== Your objective ==
Comb through the entries for "Primo" and pull out each line that holds it.

-- Start Materials provided --

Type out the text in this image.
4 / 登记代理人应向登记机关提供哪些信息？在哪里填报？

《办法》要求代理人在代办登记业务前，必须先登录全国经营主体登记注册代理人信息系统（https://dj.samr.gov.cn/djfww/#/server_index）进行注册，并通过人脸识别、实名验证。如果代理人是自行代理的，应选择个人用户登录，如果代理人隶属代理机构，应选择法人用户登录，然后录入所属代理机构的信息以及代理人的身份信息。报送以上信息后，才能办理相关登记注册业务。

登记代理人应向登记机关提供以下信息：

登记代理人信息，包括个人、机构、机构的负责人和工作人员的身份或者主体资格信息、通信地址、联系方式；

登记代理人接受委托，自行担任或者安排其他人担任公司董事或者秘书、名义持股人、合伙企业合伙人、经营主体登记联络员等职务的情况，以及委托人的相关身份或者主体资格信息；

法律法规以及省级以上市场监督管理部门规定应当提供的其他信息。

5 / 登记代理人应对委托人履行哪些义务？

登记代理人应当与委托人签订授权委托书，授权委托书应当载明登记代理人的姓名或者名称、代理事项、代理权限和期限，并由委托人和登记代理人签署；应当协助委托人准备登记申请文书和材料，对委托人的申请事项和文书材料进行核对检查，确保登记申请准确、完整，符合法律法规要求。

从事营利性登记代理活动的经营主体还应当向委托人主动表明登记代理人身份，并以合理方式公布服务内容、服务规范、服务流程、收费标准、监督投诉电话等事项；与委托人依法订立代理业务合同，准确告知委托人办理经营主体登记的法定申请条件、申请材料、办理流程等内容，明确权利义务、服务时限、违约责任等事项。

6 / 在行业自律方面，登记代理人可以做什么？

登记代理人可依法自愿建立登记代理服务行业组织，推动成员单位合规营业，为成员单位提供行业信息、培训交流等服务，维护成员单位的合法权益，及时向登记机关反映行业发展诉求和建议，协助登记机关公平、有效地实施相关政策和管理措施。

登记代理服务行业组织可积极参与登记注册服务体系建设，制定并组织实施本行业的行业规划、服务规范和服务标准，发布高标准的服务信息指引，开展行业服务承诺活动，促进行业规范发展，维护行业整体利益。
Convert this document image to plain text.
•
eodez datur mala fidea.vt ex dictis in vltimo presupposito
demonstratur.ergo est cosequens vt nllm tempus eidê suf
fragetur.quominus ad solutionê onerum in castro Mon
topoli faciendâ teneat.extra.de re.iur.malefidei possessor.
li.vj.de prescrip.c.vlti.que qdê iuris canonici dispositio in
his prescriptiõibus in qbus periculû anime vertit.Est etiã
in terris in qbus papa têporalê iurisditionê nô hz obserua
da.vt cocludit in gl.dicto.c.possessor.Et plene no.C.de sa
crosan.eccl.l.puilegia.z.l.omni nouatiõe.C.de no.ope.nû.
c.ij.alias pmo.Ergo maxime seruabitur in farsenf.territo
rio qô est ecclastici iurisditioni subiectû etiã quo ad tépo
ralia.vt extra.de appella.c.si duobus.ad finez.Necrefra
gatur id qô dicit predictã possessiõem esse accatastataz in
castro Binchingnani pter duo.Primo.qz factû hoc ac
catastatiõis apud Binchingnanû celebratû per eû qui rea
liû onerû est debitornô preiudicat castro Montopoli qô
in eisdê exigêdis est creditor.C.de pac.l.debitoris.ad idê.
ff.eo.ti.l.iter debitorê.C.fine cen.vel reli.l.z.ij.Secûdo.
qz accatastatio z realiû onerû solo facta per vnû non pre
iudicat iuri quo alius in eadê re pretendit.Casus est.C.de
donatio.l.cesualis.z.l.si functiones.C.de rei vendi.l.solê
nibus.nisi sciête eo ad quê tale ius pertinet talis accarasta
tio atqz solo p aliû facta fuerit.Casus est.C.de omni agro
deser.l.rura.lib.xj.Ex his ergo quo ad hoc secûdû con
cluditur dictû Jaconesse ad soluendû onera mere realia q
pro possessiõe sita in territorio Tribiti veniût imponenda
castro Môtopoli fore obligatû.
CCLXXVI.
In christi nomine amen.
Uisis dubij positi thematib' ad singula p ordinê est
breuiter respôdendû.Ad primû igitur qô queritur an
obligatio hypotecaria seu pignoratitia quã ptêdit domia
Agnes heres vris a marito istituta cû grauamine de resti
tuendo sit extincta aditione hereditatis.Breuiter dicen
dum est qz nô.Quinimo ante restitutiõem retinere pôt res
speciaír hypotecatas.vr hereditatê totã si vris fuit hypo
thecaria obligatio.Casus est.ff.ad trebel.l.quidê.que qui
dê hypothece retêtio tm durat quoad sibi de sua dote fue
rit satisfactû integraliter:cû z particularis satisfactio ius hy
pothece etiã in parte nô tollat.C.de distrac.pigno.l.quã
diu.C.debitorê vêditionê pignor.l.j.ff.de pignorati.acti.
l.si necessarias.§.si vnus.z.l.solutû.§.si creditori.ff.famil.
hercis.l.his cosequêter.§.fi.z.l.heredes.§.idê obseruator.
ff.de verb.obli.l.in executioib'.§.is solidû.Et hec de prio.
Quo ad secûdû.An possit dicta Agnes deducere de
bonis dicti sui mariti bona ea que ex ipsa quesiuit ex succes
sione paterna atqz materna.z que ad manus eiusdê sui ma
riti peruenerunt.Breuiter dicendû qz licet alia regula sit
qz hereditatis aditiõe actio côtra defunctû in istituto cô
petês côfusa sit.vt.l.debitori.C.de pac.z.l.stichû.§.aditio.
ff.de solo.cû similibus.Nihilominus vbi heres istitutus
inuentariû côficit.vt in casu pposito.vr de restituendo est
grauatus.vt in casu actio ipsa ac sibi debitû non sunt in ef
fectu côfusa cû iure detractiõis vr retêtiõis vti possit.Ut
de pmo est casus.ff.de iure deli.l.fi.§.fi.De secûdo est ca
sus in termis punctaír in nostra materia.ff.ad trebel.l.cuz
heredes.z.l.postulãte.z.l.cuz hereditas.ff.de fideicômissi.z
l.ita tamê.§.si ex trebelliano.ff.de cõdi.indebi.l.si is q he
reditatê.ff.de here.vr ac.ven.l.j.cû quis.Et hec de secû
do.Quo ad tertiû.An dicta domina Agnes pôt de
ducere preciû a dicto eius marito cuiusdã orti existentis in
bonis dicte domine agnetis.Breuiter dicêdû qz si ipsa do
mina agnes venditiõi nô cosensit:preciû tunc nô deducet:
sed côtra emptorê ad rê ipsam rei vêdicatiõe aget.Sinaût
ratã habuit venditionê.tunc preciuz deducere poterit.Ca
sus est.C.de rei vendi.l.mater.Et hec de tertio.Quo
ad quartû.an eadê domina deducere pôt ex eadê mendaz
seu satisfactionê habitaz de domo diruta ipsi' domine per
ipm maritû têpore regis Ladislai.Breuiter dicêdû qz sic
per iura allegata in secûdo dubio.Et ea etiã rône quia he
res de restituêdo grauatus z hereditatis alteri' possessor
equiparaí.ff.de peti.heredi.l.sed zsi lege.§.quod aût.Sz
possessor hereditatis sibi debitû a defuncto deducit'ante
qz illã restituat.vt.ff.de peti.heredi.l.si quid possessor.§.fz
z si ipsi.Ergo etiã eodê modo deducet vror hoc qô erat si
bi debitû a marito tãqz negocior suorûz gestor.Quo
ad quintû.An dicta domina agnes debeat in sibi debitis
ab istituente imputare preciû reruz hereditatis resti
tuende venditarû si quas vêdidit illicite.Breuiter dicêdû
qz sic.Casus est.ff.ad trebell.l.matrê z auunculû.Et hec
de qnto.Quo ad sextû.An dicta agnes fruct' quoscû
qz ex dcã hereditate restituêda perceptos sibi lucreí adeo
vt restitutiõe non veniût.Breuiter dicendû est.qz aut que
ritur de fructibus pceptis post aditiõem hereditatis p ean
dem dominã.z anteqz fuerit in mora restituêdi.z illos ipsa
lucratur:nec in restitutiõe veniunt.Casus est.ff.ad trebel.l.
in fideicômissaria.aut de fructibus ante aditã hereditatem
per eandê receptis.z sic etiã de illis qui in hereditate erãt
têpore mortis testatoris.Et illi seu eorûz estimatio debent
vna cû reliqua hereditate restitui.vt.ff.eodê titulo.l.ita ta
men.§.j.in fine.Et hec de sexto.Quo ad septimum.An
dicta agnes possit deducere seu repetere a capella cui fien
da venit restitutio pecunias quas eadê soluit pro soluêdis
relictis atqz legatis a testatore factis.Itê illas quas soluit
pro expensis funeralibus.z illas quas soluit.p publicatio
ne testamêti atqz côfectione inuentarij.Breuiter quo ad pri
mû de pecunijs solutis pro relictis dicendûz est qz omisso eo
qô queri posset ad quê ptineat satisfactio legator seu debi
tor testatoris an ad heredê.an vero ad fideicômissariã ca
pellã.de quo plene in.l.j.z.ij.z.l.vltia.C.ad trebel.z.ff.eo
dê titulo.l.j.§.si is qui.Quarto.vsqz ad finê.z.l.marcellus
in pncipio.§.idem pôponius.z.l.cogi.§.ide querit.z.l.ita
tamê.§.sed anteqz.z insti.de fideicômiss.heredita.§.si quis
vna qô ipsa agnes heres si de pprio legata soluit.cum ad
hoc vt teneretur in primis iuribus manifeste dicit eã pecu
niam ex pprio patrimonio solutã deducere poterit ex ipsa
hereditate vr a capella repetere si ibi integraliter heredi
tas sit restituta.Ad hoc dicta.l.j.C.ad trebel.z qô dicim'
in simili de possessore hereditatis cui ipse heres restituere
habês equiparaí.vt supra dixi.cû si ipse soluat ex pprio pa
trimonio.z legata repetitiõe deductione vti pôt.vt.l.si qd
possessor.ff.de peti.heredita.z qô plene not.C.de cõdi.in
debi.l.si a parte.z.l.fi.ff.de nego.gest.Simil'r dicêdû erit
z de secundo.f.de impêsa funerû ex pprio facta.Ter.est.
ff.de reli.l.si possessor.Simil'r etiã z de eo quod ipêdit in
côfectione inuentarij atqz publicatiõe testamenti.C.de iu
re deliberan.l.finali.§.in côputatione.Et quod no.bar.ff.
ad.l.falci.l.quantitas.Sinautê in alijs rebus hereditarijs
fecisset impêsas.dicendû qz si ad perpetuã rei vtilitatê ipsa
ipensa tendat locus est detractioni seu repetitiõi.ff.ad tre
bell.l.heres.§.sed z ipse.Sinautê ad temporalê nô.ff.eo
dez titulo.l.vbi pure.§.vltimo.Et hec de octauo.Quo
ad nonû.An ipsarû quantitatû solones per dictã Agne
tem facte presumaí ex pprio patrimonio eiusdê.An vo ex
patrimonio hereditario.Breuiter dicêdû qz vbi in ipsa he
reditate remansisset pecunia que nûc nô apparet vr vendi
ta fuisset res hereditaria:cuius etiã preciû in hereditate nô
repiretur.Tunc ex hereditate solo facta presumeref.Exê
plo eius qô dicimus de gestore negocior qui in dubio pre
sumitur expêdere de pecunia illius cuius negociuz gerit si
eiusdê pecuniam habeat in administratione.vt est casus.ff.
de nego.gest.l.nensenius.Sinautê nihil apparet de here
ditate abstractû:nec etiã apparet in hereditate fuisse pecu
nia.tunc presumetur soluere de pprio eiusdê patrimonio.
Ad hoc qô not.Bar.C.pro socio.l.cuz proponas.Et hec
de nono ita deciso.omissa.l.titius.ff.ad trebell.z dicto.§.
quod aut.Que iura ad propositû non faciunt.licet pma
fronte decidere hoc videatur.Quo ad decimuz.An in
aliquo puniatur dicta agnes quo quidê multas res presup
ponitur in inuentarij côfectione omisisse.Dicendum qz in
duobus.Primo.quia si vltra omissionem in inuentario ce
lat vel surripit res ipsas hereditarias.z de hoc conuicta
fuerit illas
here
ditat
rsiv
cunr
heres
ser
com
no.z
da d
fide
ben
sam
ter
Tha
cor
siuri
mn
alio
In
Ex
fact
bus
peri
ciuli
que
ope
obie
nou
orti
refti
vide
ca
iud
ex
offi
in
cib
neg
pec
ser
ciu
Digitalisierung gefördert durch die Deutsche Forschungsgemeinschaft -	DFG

-- End Materials provided --

== Right answer ==
castro Binchingnani pter duo.Primo.qz factû hoc ac
duobus.Primo.quia si vltra omissionem in inuentario ce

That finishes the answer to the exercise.